Collected data:
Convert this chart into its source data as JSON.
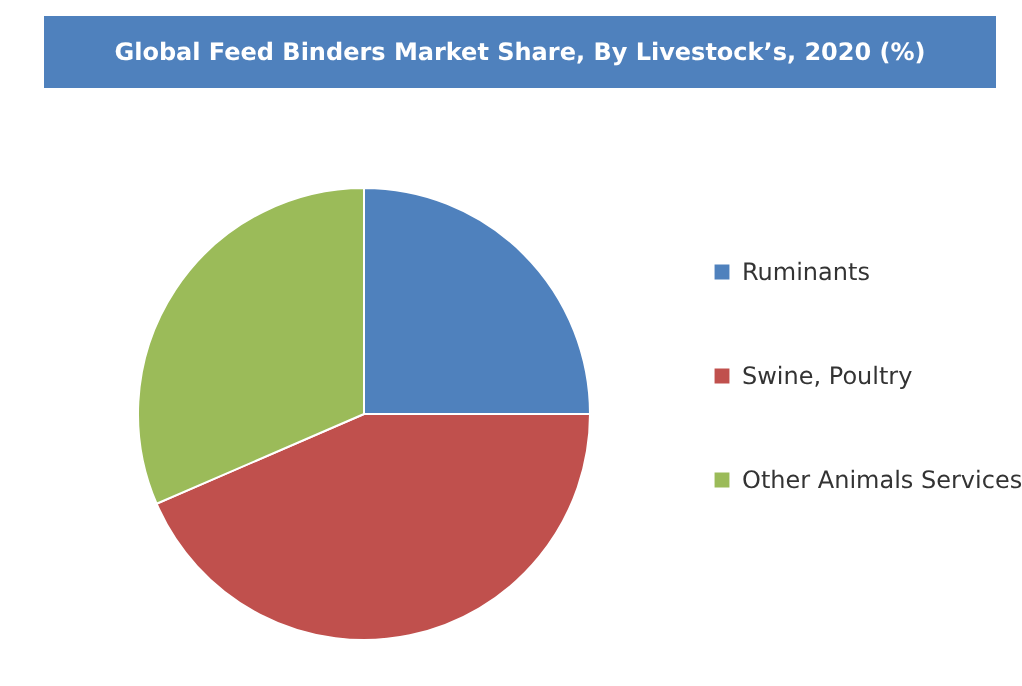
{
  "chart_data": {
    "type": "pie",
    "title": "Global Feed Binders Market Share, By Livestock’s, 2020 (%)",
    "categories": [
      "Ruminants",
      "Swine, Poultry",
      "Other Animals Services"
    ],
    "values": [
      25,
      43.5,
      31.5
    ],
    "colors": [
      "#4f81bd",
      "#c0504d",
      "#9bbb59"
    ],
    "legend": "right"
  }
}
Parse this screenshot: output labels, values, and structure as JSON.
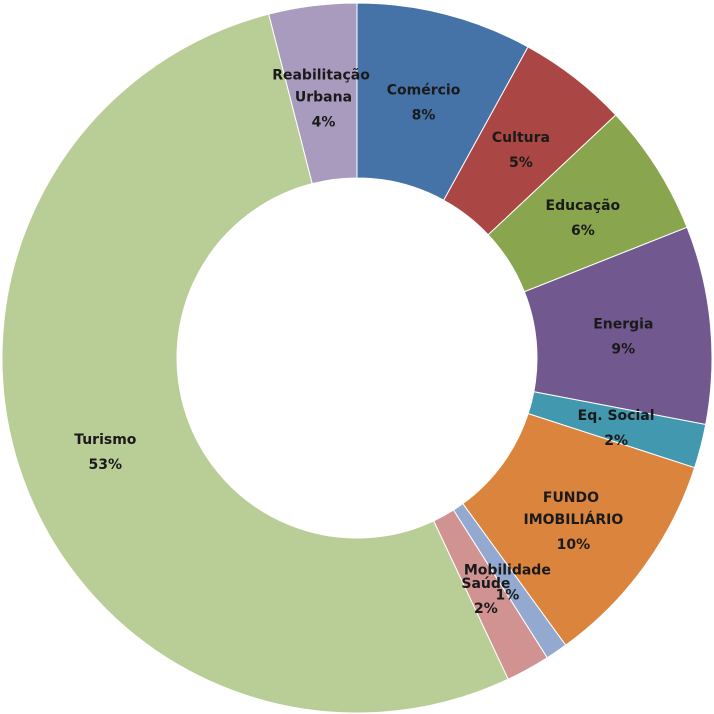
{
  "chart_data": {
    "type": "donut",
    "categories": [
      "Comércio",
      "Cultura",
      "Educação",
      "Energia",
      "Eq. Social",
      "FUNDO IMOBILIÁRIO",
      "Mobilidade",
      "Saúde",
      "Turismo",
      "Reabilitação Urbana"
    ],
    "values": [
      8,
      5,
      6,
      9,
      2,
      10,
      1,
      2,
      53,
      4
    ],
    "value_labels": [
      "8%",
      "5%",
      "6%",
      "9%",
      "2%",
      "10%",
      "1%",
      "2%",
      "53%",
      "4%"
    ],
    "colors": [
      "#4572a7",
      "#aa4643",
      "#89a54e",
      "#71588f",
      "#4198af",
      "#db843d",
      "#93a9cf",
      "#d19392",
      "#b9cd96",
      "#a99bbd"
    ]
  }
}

• TO DO
Only the number is wanted: how many lines above include the word "this"?

• TASK RESPONSE
2